_EXERCISE REQUIREMENTS_. Copy every item below line for line, keeping each character unchanged.
|---|
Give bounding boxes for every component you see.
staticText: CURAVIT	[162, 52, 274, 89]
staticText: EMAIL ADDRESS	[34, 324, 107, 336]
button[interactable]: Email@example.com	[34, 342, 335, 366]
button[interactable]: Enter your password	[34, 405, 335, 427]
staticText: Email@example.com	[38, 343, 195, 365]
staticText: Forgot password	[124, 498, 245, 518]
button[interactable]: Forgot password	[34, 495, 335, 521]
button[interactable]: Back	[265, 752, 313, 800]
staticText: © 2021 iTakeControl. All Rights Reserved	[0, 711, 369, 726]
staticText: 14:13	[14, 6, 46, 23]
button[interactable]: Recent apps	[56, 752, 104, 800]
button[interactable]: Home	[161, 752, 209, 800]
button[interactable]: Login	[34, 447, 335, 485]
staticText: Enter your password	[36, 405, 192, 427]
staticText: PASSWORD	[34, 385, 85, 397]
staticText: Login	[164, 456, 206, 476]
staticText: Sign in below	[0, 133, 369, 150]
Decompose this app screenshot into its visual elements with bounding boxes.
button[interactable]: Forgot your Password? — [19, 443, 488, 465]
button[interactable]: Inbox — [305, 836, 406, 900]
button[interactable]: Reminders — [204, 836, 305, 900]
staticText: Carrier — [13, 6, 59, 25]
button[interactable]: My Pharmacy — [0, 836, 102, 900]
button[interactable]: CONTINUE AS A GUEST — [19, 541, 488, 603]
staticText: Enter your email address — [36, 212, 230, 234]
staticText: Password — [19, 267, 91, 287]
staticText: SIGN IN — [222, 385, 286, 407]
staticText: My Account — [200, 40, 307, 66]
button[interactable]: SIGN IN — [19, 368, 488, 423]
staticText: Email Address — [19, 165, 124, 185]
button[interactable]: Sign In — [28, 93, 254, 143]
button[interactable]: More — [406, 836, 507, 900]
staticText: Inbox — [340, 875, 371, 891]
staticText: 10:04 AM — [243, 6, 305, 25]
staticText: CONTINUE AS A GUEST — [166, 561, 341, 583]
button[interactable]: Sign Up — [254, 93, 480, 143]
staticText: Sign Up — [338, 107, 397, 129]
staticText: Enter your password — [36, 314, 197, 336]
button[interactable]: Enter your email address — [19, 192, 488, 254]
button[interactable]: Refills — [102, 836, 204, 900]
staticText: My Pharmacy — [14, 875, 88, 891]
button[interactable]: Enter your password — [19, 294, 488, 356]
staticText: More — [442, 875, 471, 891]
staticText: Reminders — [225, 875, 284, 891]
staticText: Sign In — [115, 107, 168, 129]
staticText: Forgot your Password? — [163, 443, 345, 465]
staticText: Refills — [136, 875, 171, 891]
|---|
_RESULT OF THIS TASK_.
Give bounding boxes for every component you see.
staticText: CURAVIT	[162, 52, 274, 89]
staticText: EMAIL ADDRESS	[34, 324, 107, 336]
button[interactable]: Email@example.com	[34, 342, 335, 366]
button[interactable]: Enter your password	[34, 405, 335, 427]
staticText: Email@example.com	[38, 343, 195, 365]
staticText: Forgot password	[124, 498, 245, 518]
button[interactable]: Forgot password	[34, 495, 335, 521]
button[interactable]: Back	[265, 752, 313, 800]
staticText: © 2021 iTakeControl. All Rights Reserved	[0, 711, 369, 726]
staticText: 14:13	[14, 6, 46, 23]
button[interactable]: Recent apps	[56, 752, 104, 800]
button[interactable]: Home	[161, 752, 209, 800]
button[interactable]: Login	[34, 447, 335, 485]
staticText: Enter your password	[36, 405, 192, 427]
staticText: PASSWORD	[34, 385, 85, 397]
staticText: Login	[164, 456, 206, 476]
staticText: Sign in below	[0, 133, 369, 150]
Decompose this app screenshot into its visual elements with bounding boxes.
button[interactable]: Forgot your Password? — [19, 443, 488, 465]
button[interactable]: Inbox — [305, 836, 406, 900]
button[interactable]: Reminders — [204, 836, 305, 900]
staticText: Carrier — [13, 6, 59, 25]
button[interactable]: My Pharmacy — [0, 836, 102, 900]
button[interactable]: CONTINUE AS A GUEST — [19, 541, 488, 603]
staticText: Enter your email address — [36, 212, 230, 234]
staticText: Password — [19, 267, 91, 287]
staticText: SIGN IN — [222, 385, 286, 407]
staticText: My Account — [200, 40, 307, 66]
button[interactable]: SIGN IN — [19, 368, 488, 423]
staticText: Email Address — [19, 165, 124, 185]
button[interactable]: Sign In — [28, 93, 254, 143]
button[interactable]: More — [406, 836, 507, 900]
staticText: Inbox — [340, 875, 371, 891]
staticText: 10:04 AM — [243, 6, 305, 25]
staticText: CONTINUE AS A GUEST — [166, 561, 341, 583]
button[interactable]: Sign Up — [254, 93, 480, 143]
staticText: Sign Up — [338, 107, 397, 129]
staticText: Enter your password — [36, 314, 197, 336]
button[interactable]: Enter your email address — [19, 192, 488, 254]
button[interactable]: Refills — [102, 836, 204, 900]
staticText: My Pharmacy — [14, 875, 88, 891]
button[interactable]: Enter your password — [19, 294, 488, 356]
staticText: More — [442, 875, 471, 891]
staticText: Reminders — [225, 875, 284, 891]
staticText: Sign In — [115, 107, 168, 129]
staticText: Forgot your Password? — [163, 443, 345, 465]
staticText: Refills — [136, 875, 171, 891]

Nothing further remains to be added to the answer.